--- BEGIN Selection ---

On January 3, 2013, PNC Bank provided Gates with written notice that it would not extend the letter of credit, which was set to expire March 17, 2013. On February 5, 2013, Gates filed a Petition for Emergency Stay, for Deposit of Proceeds and for Hearing. Gates's petition requested an emergency stay of the letter of credit's expiration and also requested a hearing and an order requiring deposit of the $1,000,000 with the trial court clerk. Two days later, the trial court ordered that the funds be deposited with the trial court clerk pursuant to the terms of the letter of credit, stating it saw " no need for a hearing." Appellant's App. at 36. On February 15, 2013, Shareholders requested a stay of the February 7 order, and that request was granted on March 1, 2013. On February 22, 2013, Gates sent a written demand to PNC Bank for the balance of the letter of credit to be drawn and deposited with the trial court clerk. Accordingly, those funds were deposited with the trial court clerk. This appeal followed.
Discussion and Decision
I. Award of Attorney Fees
A. Standard of Review
Shareholders appeal the trial court's award of attorney fees in favor of Gates. We review an award of attorney fees for an abuse of discretion. Gerstbauer v. Styers, 898 N.E.2d 369, 378 (Ind.Ct.App. 2008). A trial court abuses its discretion when the decision is clearly against the logic and effect of the facts and circumstances or if it misapplies the law.
B. Limited Liability and Award of Attorney Fees
Shareholders contend the trial court improperly determined they were personally liable for attorney fees attributed to the wrongful stop payment claim following this court's decision in CBR I.
Indiana follows the American Rule, which requires that generally " a party must pay his own attorneys' fees absent an agreement between the parties, a statute, or other rule to the contrary." R.L. Turner Corp. v. Town of Brownsburg, 963 N.E.2d 453, 458 (Ind. 2012). Relevantly, Indiana Code section 26-2-7-5 provides for attorney fees in an action for wrongful stop payment of a check. However, the wrongful stop payment claim in this case was pled only against CBR, not Shareholders.

--- END Selection ---
--- BEGIN Extracted material ---

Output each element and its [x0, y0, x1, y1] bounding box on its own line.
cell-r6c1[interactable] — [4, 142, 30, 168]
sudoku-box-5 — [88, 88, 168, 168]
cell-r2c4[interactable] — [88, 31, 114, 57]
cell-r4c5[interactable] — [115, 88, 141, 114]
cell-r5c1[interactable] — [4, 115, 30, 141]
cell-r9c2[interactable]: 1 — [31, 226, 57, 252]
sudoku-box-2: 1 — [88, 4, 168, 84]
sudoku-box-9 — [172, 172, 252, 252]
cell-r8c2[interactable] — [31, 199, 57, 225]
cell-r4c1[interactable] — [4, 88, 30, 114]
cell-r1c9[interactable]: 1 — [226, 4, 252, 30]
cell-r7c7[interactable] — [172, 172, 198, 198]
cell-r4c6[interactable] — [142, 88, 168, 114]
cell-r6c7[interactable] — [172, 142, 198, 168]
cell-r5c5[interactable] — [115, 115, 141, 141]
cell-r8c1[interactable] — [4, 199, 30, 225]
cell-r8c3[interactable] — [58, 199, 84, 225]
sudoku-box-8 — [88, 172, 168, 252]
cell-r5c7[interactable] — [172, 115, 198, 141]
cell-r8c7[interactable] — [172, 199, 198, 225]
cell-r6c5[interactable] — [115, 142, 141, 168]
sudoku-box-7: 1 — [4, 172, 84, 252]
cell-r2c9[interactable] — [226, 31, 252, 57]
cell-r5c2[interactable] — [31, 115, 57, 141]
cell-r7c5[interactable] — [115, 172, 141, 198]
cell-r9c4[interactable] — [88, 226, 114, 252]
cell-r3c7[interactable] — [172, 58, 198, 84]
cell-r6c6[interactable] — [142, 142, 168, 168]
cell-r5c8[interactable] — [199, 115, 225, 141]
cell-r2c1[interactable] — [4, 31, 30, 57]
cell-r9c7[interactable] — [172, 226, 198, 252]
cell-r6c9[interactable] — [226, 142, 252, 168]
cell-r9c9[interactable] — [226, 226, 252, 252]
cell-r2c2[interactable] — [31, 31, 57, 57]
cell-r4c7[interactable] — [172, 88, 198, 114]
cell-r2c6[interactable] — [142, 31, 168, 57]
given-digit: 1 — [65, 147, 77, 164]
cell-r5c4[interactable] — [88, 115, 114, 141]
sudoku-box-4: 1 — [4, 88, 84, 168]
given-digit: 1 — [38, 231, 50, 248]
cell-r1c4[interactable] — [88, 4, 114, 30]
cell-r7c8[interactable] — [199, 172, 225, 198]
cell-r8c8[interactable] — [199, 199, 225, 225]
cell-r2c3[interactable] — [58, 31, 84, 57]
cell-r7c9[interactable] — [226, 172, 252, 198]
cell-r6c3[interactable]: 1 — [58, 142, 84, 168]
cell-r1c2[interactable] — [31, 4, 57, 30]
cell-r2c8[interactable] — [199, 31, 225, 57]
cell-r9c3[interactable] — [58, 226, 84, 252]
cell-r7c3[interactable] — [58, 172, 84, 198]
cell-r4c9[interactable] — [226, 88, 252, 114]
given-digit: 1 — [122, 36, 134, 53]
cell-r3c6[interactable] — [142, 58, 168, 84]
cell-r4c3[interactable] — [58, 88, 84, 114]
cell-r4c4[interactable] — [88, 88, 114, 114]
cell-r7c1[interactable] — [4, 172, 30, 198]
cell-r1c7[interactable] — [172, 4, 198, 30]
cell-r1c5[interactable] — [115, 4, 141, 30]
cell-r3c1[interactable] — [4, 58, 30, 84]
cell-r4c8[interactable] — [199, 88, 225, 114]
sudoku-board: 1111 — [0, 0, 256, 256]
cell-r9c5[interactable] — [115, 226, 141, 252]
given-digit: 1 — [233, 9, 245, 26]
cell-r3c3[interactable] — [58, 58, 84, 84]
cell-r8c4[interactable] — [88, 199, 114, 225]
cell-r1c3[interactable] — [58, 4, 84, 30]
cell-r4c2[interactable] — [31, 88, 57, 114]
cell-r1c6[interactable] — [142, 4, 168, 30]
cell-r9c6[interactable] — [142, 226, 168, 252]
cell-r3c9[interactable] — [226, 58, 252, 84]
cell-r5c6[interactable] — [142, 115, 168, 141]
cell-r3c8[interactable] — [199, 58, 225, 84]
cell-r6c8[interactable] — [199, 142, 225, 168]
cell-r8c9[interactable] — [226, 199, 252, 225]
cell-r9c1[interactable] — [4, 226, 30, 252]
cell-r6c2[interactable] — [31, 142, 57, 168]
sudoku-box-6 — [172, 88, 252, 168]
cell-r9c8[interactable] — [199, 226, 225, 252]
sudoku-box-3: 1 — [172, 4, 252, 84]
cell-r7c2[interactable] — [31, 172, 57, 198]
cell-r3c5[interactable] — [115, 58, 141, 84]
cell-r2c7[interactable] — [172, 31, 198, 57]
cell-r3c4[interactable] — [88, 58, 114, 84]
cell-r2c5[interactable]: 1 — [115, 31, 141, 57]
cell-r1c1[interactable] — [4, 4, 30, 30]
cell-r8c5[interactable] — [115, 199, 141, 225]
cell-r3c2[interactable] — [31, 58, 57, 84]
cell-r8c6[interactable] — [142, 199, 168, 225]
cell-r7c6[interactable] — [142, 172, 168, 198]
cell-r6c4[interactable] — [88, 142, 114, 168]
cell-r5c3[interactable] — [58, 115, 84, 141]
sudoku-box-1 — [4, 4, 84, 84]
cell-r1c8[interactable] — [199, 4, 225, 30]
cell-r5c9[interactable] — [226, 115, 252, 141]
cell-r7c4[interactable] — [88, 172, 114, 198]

--- END Extracted material ---

Print the appellate opinion from "Discussion and Decision" up to and including "decision in CBR I.". The rows are separate material, unrelated to the appellate opinion.

Discussion and Decision
I. Award of Attorney Fees
A. Standard of Review
Shareholders appeal the trial court's award of attorney fees in favor of Gates. We review an award of attorney fees for an abuse of discretion. Gerstbauer v. Styers, 898 N.E.2d 369, 378 (Ind.Ct.App. 2008). A trial court abuses its discretion when the decision is clearly against the logic and effect of the facts and circumstances or if it misapplies the law.
B. Limited Liability and Award of Attorney Fees
Shareholders contend the trial court improperly determined they were personally liable for attorney fees attributed to the wrongful stop payment claim following this court's decision in CBR I.